- **Directions**:
Using the records provided below, locate and copy each line that contains the word "boundaries".

[Records from a collection of figures]
** BEGIN **

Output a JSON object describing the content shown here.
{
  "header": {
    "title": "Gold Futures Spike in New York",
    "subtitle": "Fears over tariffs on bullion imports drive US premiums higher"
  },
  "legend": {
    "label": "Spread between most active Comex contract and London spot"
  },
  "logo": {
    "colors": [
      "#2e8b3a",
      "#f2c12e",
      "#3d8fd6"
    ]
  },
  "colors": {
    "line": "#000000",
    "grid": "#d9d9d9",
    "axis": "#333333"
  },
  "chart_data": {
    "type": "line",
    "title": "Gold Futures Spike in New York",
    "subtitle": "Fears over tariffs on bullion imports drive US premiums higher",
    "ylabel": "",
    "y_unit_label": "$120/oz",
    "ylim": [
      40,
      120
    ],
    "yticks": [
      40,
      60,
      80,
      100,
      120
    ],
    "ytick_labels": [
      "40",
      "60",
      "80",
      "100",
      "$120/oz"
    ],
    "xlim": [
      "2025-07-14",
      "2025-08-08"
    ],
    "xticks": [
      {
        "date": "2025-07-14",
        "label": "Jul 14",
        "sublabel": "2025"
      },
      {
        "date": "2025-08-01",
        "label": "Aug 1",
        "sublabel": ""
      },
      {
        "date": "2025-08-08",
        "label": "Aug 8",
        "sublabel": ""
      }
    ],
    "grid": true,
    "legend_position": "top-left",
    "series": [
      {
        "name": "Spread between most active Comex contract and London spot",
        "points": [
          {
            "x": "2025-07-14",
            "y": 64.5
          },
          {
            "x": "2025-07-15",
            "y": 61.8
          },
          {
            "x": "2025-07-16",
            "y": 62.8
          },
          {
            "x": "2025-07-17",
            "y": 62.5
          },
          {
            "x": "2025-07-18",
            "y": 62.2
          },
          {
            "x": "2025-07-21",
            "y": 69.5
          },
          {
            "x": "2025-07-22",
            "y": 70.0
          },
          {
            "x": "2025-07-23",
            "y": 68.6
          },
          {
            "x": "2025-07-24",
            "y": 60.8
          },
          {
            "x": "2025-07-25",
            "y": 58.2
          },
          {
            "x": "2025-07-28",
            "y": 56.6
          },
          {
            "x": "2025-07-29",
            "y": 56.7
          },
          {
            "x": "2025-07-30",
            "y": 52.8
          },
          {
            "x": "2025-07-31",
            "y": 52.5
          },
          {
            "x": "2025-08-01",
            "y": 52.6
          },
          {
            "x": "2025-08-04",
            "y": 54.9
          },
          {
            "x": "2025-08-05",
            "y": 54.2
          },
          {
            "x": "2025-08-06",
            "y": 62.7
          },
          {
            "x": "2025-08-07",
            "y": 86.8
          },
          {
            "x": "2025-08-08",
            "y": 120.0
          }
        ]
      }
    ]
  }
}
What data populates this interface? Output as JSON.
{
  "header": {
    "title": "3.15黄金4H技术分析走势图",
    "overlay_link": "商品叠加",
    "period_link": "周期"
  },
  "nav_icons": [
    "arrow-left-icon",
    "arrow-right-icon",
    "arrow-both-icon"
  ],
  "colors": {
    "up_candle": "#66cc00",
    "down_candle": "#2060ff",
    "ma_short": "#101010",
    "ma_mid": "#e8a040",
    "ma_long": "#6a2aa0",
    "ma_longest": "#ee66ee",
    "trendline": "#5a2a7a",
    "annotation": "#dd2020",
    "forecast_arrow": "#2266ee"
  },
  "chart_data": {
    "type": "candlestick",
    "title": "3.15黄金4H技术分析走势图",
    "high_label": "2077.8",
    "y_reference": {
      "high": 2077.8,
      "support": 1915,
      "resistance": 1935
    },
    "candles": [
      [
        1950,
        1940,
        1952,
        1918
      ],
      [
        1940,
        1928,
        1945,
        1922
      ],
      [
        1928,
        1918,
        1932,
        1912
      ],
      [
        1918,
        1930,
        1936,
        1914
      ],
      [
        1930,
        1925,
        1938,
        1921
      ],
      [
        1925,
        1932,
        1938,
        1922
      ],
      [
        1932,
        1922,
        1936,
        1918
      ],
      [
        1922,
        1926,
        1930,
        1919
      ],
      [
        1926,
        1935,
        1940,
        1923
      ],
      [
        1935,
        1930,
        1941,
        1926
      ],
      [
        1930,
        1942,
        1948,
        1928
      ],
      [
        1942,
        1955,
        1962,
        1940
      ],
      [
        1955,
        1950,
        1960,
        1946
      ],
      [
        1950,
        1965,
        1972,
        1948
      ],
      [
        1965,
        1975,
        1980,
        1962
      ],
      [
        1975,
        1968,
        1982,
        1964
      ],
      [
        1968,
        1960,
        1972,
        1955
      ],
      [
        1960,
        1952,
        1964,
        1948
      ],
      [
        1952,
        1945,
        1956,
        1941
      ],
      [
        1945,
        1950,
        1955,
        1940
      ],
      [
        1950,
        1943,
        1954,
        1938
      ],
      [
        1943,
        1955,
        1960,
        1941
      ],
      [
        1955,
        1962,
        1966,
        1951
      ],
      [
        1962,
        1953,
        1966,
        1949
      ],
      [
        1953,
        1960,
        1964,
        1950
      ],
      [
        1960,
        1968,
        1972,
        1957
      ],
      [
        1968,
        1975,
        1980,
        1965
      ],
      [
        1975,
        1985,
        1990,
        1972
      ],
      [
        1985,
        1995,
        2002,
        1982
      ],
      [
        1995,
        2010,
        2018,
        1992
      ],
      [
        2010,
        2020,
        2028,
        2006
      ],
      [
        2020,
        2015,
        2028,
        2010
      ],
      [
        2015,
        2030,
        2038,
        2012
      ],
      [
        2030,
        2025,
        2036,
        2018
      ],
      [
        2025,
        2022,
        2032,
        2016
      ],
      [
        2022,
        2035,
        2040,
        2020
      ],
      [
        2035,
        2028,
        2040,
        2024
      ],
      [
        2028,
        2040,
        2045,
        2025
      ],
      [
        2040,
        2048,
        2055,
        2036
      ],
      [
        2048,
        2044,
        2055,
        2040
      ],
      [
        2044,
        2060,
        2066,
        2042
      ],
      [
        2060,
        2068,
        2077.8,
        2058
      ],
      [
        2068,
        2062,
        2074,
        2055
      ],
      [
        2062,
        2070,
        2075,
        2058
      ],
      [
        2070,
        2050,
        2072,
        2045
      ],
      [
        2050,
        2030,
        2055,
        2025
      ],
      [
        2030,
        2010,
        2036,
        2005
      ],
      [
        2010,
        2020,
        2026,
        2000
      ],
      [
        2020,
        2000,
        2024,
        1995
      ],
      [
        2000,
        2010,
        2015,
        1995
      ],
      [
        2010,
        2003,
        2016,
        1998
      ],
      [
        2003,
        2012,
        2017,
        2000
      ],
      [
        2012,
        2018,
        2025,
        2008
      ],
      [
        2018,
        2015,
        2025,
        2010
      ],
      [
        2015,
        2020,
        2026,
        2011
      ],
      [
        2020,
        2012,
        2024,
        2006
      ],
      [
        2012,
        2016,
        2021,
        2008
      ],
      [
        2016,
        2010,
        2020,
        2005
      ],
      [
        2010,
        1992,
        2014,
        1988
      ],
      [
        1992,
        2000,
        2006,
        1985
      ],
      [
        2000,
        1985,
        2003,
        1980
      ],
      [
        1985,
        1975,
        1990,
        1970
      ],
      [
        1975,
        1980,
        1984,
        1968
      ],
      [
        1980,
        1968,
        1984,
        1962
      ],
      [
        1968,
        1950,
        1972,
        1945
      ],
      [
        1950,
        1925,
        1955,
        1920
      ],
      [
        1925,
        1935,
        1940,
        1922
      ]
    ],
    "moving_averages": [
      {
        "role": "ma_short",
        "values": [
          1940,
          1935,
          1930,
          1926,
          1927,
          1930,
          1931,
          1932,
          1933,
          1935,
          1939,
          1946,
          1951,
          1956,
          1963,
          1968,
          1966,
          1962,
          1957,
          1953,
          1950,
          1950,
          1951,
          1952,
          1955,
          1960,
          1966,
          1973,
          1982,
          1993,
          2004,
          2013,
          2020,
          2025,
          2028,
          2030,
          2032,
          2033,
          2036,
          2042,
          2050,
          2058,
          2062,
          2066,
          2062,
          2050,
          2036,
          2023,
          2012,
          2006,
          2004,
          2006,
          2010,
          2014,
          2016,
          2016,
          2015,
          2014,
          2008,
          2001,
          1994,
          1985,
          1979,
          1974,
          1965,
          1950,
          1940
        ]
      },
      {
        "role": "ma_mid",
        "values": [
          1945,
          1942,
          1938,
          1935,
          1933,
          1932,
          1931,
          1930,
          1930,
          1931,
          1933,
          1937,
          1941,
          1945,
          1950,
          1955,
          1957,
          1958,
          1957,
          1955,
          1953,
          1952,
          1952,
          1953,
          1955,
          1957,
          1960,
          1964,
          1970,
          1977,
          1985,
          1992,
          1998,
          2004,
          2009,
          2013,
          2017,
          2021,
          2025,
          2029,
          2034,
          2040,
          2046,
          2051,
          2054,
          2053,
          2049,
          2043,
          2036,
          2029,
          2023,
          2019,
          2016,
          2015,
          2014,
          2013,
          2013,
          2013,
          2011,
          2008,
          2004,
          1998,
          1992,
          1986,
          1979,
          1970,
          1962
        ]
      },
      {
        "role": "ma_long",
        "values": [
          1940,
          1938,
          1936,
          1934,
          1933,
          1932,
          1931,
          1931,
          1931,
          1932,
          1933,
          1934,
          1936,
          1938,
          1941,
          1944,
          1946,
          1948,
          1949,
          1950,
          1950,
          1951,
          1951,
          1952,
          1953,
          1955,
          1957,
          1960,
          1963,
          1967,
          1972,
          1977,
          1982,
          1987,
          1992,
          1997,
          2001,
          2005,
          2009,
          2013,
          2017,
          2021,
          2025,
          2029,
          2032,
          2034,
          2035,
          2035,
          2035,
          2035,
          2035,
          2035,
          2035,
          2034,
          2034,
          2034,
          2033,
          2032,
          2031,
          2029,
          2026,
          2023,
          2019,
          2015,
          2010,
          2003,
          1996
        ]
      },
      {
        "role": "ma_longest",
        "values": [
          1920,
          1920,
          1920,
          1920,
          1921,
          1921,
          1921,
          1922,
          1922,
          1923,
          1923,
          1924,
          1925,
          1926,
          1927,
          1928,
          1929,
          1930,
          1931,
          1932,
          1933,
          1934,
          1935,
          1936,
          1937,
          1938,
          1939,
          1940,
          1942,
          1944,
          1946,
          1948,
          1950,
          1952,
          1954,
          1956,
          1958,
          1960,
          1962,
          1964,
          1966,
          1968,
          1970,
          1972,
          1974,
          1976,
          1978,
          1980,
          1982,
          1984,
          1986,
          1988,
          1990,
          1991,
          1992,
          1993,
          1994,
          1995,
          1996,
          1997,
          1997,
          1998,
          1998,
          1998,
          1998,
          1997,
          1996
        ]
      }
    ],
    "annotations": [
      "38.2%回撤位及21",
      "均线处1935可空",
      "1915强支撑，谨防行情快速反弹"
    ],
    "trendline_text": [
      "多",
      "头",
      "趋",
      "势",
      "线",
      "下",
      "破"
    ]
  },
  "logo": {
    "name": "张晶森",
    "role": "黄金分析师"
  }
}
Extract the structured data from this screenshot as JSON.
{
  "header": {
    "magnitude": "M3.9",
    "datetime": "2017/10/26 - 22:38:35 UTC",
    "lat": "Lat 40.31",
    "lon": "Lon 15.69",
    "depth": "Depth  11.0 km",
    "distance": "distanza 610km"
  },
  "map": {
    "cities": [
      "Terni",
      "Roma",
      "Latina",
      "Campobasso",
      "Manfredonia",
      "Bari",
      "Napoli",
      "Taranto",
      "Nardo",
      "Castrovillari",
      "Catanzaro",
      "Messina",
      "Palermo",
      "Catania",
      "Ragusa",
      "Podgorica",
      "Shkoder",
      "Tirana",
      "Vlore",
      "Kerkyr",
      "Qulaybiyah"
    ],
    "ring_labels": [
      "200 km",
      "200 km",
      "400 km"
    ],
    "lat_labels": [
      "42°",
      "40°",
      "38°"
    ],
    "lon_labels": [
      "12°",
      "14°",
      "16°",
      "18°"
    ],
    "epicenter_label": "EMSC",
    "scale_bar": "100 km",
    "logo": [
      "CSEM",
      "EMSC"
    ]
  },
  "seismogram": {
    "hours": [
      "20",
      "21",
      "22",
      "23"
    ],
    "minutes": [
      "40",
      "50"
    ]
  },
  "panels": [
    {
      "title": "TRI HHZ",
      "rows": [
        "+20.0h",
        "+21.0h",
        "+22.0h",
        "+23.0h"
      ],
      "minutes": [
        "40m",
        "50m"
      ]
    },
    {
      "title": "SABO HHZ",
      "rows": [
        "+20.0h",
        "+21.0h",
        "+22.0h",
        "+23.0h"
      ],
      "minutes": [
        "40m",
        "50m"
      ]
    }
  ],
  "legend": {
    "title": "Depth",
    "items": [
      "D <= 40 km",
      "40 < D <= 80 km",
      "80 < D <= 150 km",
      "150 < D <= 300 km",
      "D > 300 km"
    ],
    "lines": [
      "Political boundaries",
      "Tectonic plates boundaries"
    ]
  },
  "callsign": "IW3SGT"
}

** END **

- **Task solution**:
      "Political boundaries",
      "Tectonic plates boundaries"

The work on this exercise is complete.